■ Working data:
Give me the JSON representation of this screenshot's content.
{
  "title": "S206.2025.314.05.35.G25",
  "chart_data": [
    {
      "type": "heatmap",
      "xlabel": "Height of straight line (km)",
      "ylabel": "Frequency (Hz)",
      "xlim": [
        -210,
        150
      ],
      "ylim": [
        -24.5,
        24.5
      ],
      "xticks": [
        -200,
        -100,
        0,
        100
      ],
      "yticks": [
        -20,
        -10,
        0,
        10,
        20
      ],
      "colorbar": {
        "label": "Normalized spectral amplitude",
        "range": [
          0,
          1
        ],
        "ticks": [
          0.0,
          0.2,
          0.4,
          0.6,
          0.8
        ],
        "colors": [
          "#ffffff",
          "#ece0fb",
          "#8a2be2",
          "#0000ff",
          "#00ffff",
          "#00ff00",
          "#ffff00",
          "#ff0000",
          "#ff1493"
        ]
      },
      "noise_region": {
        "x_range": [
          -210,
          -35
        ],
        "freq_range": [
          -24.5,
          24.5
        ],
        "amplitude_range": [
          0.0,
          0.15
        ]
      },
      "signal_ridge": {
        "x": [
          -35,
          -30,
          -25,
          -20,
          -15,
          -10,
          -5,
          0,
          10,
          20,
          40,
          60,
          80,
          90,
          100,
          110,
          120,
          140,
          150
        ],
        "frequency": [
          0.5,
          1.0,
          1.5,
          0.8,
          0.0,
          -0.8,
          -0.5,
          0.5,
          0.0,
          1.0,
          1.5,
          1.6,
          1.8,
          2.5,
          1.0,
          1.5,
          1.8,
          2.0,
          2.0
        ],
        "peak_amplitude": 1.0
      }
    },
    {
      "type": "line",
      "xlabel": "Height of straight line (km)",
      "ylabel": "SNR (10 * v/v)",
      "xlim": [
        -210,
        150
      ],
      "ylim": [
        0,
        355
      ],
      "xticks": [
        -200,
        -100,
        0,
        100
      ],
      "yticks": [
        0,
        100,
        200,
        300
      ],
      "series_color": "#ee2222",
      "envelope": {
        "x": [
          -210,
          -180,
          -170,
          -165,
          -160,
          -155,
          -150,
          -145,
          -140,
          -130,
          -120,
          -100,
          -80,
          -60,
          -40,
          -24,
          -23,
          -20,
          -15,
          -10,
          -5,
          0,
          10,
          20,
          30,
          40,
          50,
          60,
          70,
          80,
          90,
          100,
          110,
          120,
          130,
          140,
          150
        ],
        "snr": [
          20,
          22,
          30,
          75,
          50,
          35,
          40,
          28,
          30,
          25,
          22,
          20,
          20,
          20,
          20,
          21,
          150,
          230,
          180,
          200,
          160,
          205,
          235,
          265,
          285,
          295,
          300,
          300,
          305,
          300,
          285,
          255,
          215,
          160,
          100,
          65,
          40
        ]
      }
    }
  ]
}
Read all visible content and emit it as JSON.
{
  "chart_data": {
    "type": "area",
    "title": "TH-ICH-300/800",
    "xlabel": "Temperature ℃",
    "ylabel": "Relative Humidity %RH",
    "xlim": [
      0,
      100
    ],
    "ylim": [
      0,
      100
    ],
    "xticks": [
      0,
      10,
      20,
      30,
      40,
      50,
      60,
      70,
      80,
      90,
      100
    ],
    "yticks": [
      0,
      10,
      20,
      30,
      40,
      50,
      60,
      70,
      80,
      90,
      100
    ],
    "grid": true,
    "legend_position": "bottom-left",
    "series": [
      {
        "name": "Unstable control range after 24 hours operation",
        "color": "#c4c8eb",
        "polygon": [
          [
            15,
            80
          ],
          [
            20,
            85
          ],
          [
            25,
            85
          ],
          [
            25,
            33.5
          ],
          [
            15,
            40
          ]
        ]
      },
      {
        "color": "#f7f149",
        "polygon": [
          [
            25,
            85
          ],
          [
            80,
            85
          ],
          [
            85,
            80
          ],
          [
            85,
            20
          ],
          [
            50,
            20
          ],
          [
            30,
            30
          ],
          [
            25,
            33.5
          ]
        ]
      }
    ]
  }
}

■ Written problem:
Please reproduce every line of the material word for word.

■ Answer to the task:
Give me the JSON representation of this screenshot's content.
{
  "title": "S206.2025.314.05.35.G25",
  "chart_data": [
    {
      "type": "heatmap",
      "xlabel": "Height of straight line (km)",
      "ylabel": "Frequency (Hz)",
      "xlim": [
        -210,
        150
      ],
      "ylim": [
        -24.5,
        24.5
      ],
      "xticks": [
        -200,
        -100,
        0,
        100
      ],
      "yticks": [
        -20,
        -10,
        0,
        10,
        20
      ],
      "colorbar": {
        "label": "Normalized spectral amplitude",
        "range": [
          0,
          1
        ],
        "ticks": [
          0.0,
          0.2,
          0.4,
          0.6,
          0.8
        ],
        "colors": [
          "#ffffff",
          "#ece0fb",
          "#8a2be2",
          "#0000ff",
          "#00ffff",
          "#00ff00",
          "#ffff00",
          "#ff0000",
          "#ff1493"
        ]
      },
      "noise_region": {
        "x_range": [
          -210,
          -35
        ],
        "freq_range": [
          -24.5,
          24.5
        ],
        "amplitude_range": [
          0.0,
          0.15
        ]
      },
      "signal_ridge": {
        "x": [
          -35,
          -30,
          -25,
          -20,
          -15,
          -10,
          -5,
          0,
          10,
          20,
          40,
          60,
          80,
          90,
          100,
          110,
          120,
          140,
          150
        ],
        "frequency": [
          0.5,
          1.0,
          1.5,
          0.8,
          0.0,
          -0.8,
          -0.5,
          0.5,
          0.0,
          1.0,
          1.5,
          1.6,
          1.8,
          2.5,
          1.0,
          1.5,
          1.8,
          2.0,
          2.0
        ],
        "peak_amplitude": 1.0
      }
    },
    {
      "type": "line",
      "xlabel": "Height of straight line (km)",
      "ylabel": "SNR (10 * v/v)",
      "xlim": [
        -210,
        150
      ],
      "ylim": [
        0,
        355
      ],
      "xticks": [
        -200,
        -100,
        0,
        100
      ],
      "yticks": [
        0,
        100,
        200,
        300
      ],
      "series_color": "#ee2222",
      "envelope": {
        "x": [
          -210,
          -180,
          -170,
          -165,
          -160,
          -155,
          -150,
          -145,
          -140,
          -130,
          -120,
          -100,
          -80,
          -60,
          -40,
          -24,
          -23,
          -20,
          -15,
          -10,
          -5,
          0,
          10,
          20,
          30,
          40,
          50,
          60,
          70,
          80,
          90,
          100,
          110,
          120,
          130,
          140,
          150
        ],
        "snr": [
          20,
          22,
          30,
          75,
          50,
          35,
          40,
          28,
          30,
          25,
          22,
          20,
          20,
          20,
          20,
          21,
          150,
          230,
          180,
          200,
          160,
          205,
          235,
          265,
          285,
          295,
          300,
          300,
          305,
          300,
          285,
          255,
          215,
          160,
          100,
          65,
          40
        ]
      }
    }
  ]
}
Read all visible content and emit it as JSON.
{
  "chart_data": {
    "type": "area",
    "title": "TH-ICH-300/800",
    "xlabel": "Temperature ℃",
    "ylabel": "Relative Humidity %RH",
    "xlim": [
      0,
      100
    ],
    "ylim": [
      0,
      100
    ],
    "xticks": [
      0,
      10,
      20,
      30,
      40,
      50,
      60,
      70,
      80,
      90,
      100
    ],
    "yticks": [
      0,
      10,
      20,
      30,
      40,
      50,
      60,
      70,
      80,
      90,
      100
    ],
    "grid": true,
    "legend_position": "bottom-left",
    "series": [
      {
        "name": "Unstable control range after 24 hours operation",
        "color": "#c4c8eb",
        "polygon": [
          [
            15,
            80
          ],
          [
            20,
            85
          ],
          [
            25,
            85
          ],
          [
            25,
            33.5
          ],
          [
            15,
            40
          ]
        ]
      },
      {
        "color": "#f7f149",
        "polygon": [
          [
            25,
            85
          ],
          [
            80,
            85
          ],
          [
            85,
            80
          ],
          [
            85,
            20
          ],
          [
            50,
            20
          ],
          [
            30,
            30
          ],
          [
            25,
            33.5
          ]
        ]
      }
    ]
  }
}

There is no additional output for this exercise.